[SHORT PROBLEM]: Search the records for the word "image" and pick out every line that has it.
* * * * * * * * *
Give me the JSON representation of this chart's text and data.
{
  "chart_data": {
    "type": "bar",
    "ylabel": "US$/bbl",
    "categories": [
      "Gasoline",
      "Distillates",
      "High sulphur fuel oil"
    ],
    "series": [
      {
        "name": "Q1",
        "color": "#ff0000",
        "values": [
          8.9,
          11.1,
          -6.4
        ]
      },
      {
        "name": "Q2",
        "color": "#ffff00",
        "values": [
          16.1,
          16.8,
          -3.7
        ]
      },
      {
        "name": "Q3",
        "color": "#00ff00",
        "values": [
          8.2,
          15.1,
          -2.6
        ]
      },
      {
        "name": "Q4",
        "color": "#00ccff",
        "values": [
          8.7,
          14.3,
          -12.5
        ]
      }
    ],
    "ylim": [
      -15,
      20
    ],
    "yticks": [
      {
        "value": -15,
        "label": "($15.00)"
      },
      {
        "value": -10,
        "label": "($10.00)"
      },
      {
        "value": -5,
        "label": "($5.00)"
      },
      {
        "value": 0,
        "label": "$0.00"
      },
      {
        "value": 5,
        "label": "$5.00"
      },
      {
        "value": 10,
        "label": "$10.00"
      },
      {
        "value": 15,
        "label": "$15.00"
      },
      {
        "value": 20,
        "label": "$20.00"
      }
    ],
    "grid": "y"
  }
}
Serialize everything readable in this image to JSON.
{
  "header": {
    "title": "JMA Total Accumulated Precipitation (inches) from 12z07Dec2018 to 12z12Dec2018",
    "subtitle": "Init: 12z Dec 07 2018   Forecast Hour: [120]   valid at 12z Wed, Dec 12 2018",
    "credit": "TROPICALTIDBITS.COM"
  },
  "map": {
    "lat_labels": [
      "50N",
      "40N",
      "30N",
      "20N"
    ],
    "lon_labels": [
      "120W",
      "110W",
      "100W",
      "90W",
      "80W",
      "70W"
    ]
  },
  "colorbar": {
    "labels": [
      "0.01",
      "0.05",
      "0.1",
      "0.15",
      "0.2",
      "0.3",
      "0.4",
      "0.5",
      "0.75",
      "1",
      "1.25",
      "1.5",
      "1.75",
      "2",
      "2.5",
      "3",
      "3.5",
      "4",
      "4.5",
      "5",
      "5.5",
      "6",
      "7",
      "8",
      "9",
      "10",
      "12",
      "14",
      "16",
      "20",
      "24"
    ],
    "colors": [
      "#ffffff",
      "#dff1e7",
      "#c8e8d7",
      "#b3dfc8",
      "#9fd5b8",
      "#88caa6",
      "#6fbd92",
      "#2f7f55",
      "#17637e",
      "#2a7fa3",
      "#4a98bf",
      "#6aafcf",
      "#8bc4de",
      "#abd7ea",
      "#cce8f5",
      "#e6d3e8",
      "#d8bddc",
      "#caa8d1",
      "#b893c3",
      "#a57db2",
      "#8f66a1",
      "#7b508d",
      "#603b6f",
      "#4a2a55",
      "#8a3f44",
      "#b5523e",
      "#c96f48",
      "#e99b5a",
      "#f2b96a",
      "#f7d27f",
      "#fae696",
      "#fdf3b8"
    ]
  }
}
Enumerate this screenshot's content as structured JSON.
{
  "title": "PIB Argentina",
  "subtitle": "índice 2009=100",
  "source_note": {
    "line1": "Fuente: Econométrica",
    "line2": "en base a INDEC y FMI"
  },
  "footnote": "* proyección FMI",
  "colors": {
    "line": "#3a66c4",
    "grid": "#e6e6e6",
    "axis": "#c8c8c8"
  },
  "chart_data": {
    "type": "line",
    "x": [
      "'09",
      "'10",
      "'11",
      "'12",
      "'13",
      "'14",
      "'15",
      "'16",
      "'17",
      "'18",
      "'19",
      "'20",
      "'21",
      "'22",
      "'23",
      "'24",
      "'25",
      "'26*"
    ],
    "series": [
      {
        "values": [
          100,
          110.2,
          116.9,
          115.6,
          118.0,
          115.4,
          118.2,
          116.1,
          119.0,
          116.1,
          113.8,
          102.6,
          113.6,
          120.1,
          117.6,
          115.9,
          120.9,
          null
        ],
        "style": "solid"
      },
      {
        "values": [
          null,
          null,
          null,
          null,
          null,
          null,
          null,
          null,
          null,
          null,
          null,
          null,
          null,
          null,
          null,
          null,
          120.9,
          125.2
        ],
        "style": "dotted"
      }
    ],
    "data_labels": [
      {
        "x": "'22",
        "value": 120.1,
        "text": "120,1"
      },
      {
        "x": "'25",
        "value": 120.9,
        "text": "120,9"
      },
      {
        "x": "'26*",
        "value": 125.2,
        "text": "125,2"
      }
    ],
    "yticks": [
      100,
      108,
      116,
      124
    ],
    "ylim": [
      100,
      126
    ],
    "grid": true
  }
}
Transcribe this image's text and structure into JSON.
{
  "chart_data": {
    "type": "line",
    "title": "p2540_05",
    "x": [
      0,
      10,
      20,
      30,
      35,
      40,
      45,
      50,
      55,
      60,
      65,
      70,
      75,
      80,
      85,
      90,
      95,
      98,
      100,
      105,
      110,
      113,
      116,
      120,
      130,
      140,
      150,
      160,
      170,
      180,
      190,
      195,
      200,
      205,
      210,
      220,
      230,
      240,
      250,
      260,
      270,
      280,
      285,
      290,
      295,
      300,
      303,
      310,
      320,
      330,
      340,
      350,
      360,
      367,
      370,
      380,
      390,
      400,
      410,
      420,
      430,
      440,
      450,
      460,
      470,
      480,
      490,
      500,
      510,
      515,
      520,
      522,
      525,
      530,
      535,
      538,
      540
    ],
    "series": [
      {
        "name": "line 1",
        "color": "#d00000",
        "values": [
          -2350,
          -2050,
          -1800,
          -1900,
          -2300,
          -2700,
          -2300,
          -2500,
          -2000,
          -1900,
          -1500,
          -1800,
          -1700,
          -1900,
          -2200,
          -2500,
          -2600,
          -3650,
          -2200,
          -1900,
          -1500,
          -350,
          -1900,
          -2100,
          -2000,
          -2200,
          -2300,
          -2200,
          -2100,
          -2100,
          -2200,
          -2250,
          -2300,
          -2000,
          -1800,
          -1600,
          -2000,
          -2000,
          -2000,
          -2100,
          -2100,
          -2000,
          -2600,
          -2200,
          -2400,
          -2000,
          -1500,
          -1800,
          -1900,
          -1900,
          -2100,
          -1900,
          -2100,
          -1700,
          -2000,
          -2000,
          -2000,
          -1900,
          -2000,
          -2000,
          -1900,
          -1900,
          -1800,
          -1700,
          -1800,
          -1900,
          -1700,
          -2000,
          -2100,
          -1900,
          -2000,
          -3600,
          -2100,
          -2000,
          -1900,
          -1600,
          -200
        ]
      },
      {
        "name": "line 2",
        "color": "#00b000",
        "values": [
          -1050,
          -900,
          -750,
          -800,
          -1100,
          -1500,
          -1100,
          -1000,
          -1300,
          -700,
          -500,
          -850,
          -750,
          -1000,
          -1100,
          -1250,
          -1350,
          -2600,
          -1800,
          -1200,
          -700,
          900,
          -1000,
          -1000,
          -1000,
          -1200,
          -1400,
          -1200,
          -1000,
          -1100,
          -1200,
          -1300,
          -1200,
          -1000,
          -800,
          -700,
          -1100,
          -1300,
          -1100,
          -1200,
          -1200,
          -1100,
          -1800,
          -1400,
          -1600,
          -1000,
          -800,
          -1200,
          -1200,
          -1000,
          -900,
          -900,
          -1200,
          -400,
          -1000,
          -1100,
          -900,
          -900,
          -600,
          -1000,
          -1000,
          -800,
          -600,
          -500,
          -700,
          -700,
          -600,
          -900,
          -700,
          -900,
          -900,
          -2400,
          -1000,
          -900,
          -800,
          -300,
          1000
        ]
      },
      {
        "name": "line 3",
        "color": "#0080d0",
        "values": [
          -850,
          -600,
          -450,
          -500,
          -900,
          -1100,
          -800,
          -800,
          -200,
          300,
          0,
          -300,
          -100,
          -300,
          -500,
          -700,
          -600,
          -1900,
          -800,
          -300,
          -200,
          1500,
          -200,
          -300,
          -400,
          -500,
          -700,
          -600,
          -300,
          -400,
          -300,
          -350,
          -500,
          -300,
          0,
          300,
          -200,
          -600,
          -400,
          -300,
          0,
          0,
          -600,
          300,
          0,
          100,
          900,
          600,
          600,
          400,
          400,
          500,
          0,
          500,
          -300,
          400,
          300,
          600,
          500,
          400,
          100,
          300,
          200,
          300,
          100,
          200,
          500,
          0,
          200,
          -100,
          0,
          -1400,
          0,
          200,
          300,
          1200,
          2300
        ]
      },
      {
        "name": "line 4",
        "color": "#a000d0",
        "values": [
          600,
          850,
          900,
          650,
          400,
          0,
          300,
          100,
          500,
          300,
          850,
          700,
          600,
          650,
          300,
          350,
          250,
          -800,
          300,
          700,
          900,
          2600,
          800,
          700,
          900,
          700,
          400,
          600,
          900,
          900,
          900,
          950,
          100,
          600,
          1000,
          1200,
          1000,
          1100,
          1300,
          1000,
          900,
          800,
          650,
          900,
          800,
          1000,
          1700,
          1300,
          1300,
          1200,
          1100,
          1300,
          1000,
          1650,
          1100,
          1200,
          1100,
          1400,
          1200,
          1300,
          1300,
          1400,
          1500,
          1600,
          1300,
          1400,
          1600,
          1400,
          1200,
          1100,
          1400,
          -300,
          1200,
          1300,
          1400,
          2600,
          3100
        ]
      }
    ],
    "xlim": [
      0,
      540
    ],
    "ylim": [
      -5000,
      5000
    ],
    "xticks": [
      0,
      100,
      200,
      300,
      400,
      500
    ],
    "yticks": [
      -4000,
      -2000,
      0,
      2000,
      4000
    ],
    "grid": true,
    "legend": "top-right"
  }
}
* * * * * * * * *
[EXPECTED ANSWER]:
Serialize everything readable in this image to JSON.
Transcribe this image's text and structure into JSON.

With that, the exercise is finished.